** START LISTED ENTRIES **
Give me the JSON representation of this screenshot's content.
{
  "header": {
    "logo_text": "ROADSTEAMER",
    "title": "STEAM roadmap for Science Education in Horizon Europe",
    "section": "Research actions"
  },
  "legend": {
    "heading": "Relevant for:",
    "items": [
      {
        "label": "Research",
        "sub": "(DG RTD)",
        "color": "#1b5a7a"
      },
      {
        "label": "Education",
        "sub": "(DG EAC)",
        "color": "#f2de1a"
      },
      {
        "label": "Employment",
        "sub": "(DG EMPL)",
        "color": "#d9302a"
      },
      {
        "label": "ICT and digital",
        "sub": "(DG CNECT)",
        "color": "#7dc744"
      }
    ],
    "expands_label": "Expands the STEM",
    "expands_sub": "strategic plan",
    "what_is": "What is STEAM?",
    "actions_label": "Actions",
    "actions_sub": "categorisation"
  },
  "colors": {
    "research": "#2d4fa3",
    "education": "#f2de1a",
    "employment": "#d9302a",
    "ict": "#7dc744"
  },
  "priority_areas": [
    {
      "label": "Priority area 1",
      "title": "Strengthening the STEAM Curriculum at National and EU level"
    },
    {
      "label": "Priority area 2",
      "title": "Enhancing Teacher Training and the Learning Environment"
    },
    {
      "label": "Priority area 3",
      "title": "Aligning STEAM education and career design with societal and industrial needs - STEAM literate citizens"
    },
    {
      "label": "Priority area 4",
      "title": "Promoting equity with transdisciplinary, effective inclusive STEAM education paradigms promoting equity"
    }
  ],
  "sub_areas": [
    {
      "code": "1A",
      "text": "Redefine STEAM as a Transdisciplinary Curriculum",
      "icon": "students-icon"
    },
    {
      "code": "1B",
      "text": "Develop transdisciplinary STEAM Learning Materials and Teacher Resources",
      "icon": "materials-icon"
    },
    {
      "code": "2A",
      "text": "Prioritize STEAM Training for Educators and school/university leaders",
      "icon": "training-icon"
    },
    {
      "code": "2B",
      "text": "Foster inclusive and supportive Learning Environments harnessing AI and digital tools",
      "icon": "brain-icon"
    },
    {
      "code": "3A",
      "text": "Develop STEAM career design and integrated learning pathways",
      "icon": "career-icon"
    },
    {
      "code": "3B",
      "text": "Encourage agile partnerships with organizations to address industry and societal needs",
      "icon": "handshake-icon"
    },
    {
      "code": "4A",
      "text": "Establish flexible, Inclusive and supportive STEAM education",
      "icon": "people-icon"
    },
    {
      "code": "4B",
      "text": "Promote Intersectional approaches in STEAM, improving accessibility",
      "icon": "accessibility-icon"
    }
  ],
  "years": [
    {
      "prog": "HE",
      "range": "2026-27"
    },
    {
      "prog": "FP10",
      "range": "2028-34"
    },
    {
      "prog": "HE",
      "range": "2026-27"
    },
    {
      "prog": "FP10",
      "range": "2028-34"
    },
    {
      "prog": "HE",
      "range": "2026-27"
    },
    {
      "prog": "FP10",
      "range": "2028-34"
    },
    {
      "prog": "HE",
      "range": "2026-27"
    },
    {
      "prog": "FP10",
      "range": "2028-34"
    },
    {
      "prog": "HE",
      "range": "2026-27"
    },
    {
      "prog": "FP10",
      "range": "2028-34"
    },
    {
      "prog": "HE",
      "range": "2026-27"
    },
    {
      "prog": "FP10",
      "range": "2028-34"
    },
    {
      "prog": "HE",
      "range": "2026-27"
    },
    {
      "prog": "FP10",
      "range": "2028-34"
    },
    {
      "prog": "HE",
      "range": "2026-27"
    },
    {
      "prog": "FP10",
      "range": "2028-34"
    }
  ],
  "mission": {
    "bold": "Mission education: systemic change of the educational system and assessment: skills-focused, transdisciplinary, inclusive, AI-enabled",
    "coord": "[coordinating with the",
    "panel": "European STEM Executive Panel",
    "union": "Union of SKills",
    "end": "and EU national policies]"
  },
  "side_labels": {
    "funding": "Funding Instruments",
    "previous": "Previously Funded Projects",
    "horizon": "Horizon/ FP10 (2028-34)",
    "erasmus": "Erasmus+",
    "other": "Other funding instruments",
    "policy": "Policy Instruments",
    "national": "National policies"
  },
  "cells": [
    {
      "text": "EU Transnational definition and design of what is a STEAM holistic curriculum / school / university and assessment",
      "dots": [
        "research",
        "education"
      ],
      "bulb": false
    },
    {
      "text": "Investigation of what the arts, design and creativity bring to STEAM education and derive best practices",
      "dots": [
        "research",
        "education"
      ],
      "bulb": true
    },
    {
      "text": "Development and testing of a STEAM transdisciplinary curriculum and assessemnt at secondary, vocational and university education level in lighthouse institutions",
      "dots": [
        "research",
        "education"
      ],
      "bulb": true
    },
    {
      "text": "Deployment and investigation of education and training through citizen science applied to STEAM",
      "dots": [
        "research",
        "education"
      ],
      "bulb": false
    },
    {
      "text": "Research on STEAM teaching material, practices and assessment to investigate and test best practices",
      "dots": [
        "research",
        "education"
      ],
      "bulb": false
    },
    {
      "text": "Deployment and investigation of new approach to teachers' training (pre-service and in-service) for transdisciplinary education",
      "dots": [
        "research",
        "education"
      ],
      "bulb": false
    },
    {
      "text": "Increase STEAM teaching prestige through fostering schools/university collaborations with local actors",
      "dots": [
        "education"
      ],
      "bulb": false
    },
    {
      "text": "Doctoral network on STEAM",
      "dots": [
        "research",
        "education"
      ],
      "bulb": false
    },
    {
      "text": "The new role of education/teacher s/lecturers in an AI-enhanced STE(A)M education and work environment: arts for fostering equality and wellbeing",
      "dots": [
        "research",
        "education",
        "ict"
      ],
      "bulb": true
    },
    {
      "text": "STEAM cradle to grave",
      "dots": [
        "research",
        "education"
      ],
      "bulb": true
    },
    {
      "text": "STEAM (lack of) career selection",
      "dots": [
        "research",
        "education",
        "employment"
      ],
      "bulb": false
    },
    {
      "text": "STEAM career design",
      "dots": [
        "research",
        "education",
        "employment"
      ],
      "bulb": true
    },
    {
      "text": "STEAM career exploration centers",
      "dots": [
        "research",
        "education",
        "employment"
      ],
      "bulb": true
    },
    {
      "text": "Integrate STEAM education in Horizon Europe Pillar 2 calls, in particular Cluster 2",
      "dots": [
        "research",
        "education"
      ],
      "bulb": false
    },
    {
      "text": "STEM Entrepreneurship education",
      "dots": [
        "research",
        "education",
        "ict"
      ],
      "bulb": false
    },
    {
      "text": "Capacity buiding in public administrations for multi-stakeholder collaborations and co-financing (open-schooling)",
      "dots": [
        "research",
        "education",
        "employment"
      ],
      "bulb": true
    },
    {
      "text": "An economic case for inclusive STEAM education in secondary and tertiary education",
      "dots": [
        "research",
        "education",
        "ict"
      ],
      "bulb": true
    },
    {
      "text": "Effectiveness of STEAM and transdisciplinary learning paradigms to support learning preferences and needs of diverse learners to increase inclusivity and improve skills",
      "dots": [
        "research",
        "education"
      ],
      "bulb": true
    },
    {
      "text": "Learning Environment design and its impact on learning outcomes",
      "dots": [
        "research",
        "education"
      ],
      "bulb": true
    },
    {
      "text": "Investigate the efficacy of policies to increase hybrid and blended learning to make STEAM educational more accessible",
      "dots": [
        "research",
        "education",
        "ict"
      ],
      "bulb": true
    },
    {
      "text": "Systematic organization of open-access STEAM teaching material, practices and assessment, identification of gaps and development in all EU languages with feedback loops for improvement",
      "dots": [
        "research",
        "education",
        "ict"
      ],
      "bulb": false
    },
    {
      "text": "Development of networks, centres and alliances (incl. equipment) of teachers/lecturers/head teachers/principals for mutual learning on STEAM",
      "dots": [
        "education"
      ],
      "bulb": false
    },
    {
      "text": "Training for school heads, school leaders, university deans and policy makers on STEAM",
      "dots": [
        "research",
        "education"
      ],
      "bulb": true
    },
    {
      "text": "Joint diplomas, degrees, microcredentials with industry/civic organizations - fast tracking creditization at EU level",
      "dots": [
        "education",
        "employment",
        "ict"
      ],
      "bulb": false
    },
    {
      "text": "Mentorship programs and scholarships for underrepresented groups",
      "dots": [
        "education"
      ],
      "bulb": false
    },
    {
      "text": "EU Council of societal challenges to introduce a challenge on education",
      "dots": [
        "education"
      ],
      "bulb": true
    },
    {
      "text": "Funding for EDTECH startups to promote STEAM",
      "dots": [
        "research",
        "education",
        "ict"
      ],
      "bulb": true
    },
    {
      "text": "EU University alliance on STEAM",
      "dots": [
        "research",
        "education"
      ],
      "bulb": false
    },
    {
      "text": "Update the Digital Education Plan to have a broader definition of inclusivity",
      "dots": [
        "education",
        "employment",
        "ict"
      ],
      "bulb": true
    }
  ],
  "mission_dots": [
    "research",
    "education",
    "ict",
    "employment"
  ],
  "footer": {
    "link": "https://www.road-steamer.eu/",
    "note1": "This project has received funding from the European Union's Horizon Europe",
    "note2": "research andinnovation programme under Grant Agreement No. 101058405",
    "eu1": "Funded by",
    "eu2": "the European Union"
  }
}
** END LISTED ENTRIES **
• [REQUEST]:
Determine the number of lines containing "policy". Write only that number.

• [CORRECT OUTPUT]:
2